WHAT IS EXPECTED. Give back the full listing verbatim, apart from its images.

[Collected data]
(begin)
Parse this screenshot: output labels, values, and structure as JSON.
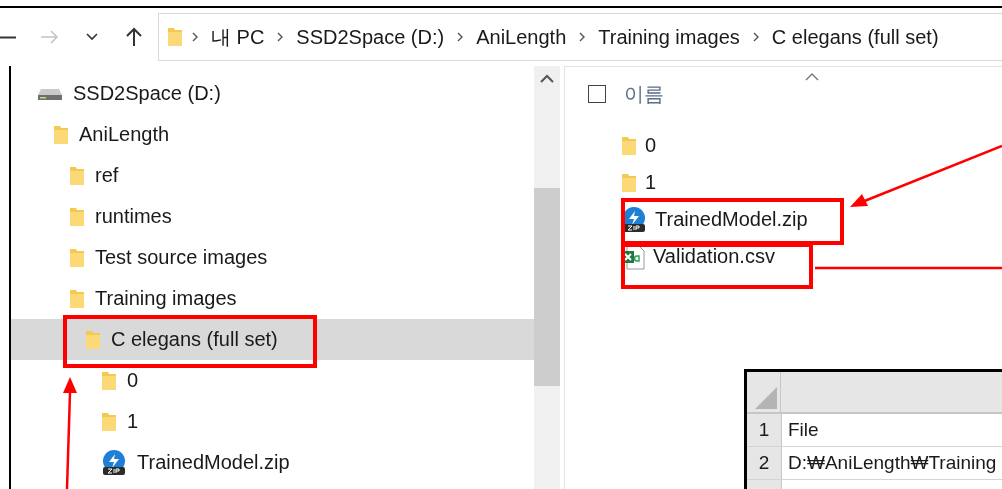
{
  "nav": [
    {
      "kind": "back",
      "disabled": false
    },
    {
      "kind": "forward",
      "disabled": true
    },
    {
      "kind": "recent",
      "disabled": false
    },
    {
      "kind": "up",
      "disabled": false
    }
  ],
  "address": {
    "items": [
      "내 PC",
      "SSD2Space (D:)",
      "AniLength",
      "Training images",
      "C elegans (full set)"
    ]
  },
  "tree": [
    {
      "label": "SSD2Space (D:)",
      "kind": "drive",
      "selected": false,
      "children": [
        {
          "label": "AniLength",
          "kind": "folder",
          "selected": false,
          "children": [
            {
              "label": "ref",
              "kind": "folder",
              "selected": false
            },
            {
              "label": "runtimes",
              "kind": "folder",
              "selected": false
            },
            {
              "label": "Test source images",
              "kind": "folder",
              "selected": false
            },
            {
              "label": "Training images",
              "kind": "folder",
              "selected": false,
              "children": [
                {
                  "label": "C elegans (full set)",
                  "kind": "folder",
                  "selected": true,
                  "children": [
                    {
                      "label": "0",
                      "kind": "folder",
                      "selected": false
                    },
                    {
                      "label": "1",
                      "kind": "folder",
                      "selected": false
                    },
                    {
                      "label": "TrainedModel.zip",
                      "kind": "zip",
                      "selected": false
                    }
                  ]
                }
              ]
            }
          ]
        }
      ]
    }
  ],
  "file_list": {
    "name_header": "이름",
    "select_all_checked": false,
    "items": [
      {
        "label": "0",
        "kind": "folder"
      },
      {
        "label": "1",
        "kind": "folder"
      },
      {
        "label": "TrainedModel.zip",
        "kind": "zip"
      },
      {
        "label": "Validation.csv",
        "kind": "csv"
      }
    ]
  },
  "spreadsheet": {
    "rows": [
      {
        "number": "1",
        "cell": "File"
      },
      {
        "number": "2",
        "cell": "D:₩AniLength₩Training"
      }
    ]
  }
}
(end)
PROBLEM SOLUTION.
Parse this screenshot: output labels, values, and structure as JSON.
{
  "nav": [
    {
      "kind": "back",
      "disabled": false
    },
    {
      "kind": "forward",
      "disabled": true
    },
    {
      "kind": "recent",
      "disabled": false
    },
    {
      "kind": "up",
      "disabled": false
    }
  ],
  "address": {
    "items": [
      "내 PC",
      "SSD2Space (D:)",
      "AniLength",
      "Training images",
      "C elegans (full set)"
    ]
  },
  "tree": [
    {
      "label": "SSD2Space (D:)",
      "kind": "drive",
      "selected": false,
      "children": [
        {
          "label": "AniLength",
          "kind": "folder",
          "selected": false,
          "children": [
            {
              "label": "ref",
              "kind": "folder",
              "selected": false
            },
            {
              "label": "runtimes",
              "kind": "folder",
              "selected": false
            },
            {
              "label": "Test source images",
              "kind": "folder",
              "selected": false
            },
            {
              "label": "Training images",
              "kind": "folder",
              "selected": false,
              "children": [
                {
                  "label": "C elegans (full set)",
                  "kind": "folder",
                  "selected": true,
                  "children": [
                    {
                      "label": "0",
                      "kind": "folder",
                      "selected": false
                    },
                    {
                      "label": "1",
                      "kind": "folder",
                      "selected": false
                    },
                    {
                      "label": "TrainedModel.zip",
                      "kind": "zip",
                      "selected": false
                    }
                  ]
                }
              ]
            }
          ]
        }
      ]
    }
  ],
  "file_list": {
    "name_header": "이름",
    "select_all_checked": false,
    "items": [
      {
        "label": "0",
        "kind": "folder"
      },
      {
        "label": "1",
        "kind": "folder"
      },
      {
        "label": "TrainedModel.zip",
        "kind": "zip"
      },
      {
        "label": "Validation.csv",
        "kind": "csv"
      }
    ]
  },
  "spreadsheet": {
    "rows": [
      {
        "number": "1",
        "cell": "File"
      },
      {
        "number": "2",
        "cell": "D:₩AniLength₩Training"
      }
    ]
  }
}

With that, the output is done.